= AIM OF THE EXERCISE =
Emit the entire listing verbatim.

= MATERIAL SHOWN =
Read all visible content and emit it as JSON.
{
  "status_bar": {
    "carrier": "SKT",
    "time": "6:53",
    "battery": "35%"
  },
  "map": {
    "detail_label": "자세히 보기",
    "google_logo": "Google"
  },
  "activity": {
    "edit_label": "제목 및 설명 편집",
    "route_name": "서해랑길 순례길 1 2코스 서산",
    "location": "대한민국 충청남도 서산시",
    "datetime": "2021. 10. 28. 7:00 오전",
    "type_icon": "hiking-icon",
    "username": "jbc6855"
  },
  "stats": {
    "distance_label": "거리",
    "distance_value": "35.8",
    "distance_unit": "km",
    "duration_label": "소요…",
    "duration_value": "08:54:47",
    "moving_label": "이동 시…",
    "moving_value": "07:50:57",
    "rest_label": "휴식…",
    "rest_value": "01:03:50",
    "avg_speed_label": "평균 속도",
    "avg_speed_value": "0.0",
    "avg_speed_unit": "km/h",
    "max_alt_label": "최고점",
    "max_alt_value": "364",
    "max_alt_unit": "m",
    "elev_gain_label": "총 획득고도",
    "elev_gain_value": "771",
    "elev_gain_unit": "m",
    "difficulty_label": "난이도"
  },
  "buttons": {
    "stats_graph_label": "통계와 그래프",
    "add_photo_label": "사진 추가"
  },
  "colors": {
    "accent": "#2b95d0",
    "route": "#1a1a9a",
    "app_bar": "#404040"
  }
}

= RESULT FOR THIS TASK =
Read all visible content and emit it as JSON.
{
  "status_bar": {
    "carrier": "SKT",
    "time": "6:53",
    "battery": "35%"
  },
  "map": {
    "detail_label": "자세히 보기",
    "google_logo": "Google"
  },
  "activity": {
    "edit_label": "제목 및 설명 편집",
    "route_name": "서해랑길 순례길 1 2코스 서산",
    "location": "대한민국 충청남도 서산시",
    "datetime": "2021. 10. 28. 7:00 오전",
    "type_icon": "hiking-icon",
    "username": "jbc6855"
  },
  "stats": {
    "distance_label": "거리",
    "distance_value": "35.8",
    "distance_unit": "km",
    "duration_label": "소요…",
    "duration_value": "08:54:47",
    "moving_label": "이동 시…",
    "moving_value": "07:50:57",
    "rest_label": "휴식…",
    "rest_value": "01:03:50",
    "avg_speed_label": "평균 속도",
    "avg_speed_value": "0.0",
    "avg_speed_unit": "km/h",
    "max_alt_label": "최고점",
    "max_alt_value": "364",
    "max_alt_unit": "m",
    "elev_gain_label": "총 획득고도",
    "elev_gain_value": "771",
    "elev_gain_unit": "m",
    "difficulty_label": "난이도"
  },
  "buttons": {
    "stats_graph_label": "통계와 그래프",
    "add_photo_label": "사진 추가"
  },
  "colors": {
    "accent": "#2b95d0",
    "route": "#1a1a9a",
    "app_bar": "#404040"
  }
}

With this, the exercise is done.